■ Your task
Reproduce the listing below in full and without alteration, apart from its pictures.

** Begin Records supplied **

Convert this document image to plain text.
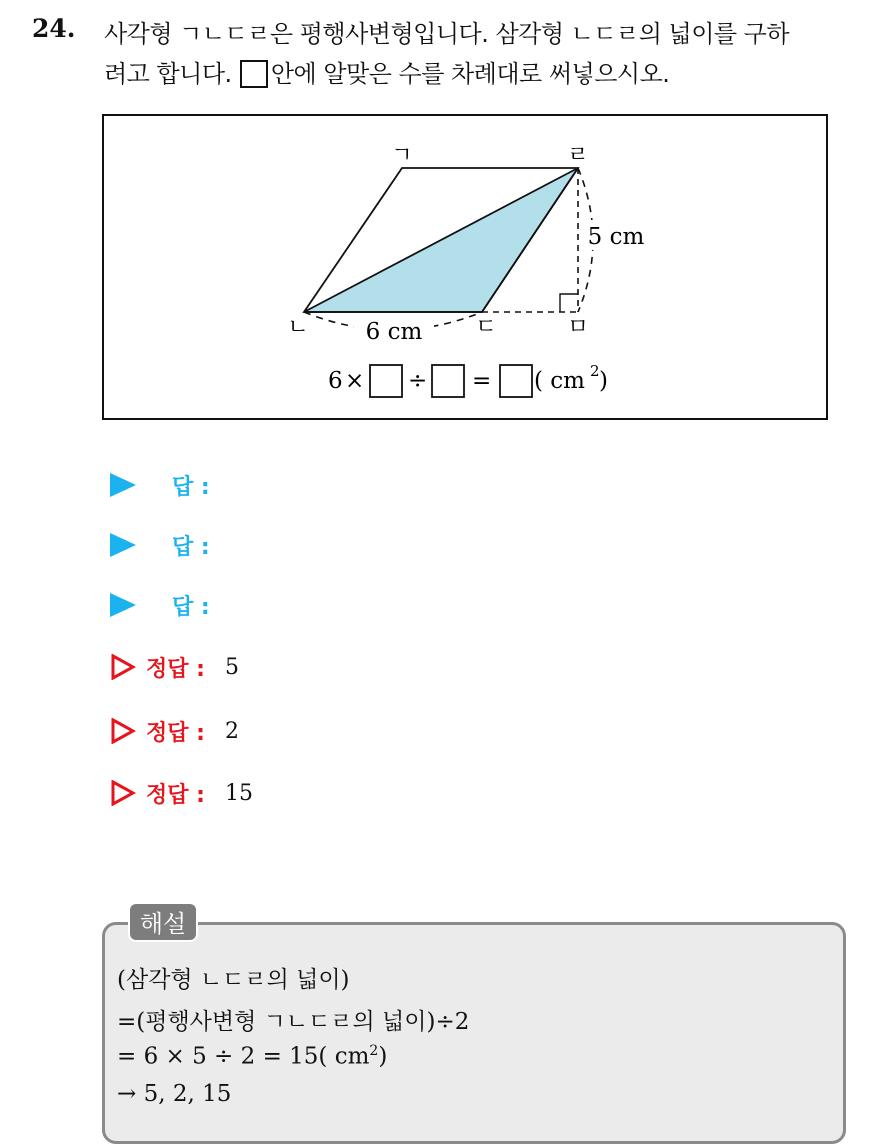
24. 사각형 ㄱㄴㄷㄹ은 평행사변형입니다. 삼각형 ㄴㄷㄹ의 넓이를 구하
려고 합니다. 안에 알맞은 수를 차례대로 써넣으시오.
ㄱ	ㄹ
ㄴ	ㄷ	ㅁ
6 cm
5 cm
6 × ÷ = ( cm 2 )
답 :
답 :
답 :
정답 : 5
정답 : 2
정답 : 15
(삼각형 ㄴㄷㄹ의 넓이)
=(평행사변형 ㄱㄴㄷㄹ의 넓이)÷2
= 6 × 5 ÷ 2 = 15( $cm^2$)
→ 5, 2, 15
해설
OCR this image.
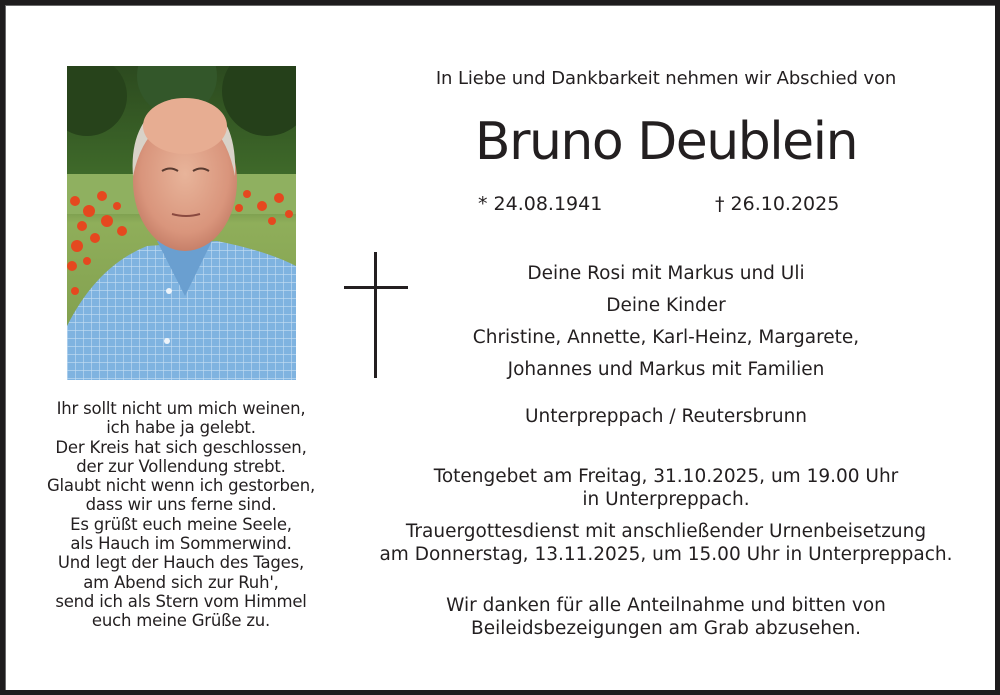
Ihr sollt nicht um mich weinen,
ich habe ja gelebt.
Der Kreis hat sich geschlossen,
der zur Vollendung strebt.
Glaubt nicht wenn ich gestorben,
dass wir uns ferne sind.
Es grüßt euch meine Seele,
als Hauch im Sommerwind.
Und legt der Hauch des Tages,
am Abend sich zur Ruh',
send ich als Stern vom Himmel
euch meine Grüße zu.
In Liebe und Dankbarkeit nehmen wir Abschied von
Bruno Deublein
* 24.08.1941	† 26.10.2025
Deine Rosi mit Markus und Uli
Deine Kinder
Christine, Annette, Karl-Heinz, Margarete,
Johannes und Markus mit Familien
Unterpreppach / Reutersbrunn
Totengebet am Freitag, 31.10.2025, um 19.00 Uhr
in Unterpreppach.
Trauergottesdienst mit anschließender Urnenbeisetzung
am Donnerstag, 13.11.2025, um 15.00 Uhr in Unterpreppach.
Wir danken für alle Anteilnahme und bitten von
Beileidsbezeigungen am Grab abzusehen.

** End Records supplied **

■ Solution to the exercise
Convert this document image to plain text.
24. 사각형 ㄱㄴㄷㄹ은 평행사변형입니다. 삼각형 ㄴㄷㄹ의 넓이를 구하
려고 합니다. 안에 알맞은 수를 차례대로 써넣으시오.
ㄱ	ㄹ
ㄴ	ㄷ	ㅁ
6 cm
5 cm
6 × ÷ = ( cm 2 )
답 :
답 :
답 :
정답 : 5
정답 : 2
정답 : 15
(삼각형 ㄴㄷㄹ의 넓이)
=(평행사변형 ㄱㄴㄷㄹ의 넓이)÷2
= 6 × 5 ÷ 2 = 15( $cm^2$)
→ 5, 2, 15
해설
OCR this image.
Ihr sollt nicht um mich weinen,
ich habe ja gelebt.
Der Kreis hat sich geschlossen,
der zur Vollendung strebt.
Glaubt nicht wenn ich gestorben,
dass wir uns ferne sind.
Es grüßt euch meine Seele,
als Hauch im Sommerwind.
Und legt der Hauch des Tages,
am Abend sich zur Ruh',
send ich als Stern vom Himmel
euch meine Grüße zu.
In Liebe und Dankbarkeit nehmen wir Abschied von
Bruno Deublein
* 24.08.1941	† 26.10.2025
Deine Rosi mit Markus und Uli
Deine Kinder
Christine, Annette, Karl-Heinz, Margarete,
Johannes und Markus mit Familien
Unterpreppach / Reutersbrunn
Totengebet am Freitag, 31.10.2025, um 19.00 Uhr
in Unterpreppach.
Trauergottesdienst mit anschließender Urnenbeisetzung
am Donnerstag, 13.11.2025, um 15.00 Uhr in Unterpreppach.
Wir danken für alle Anteilnahme und bitten von
Beileidsbezeigungen am Grab abzusehen.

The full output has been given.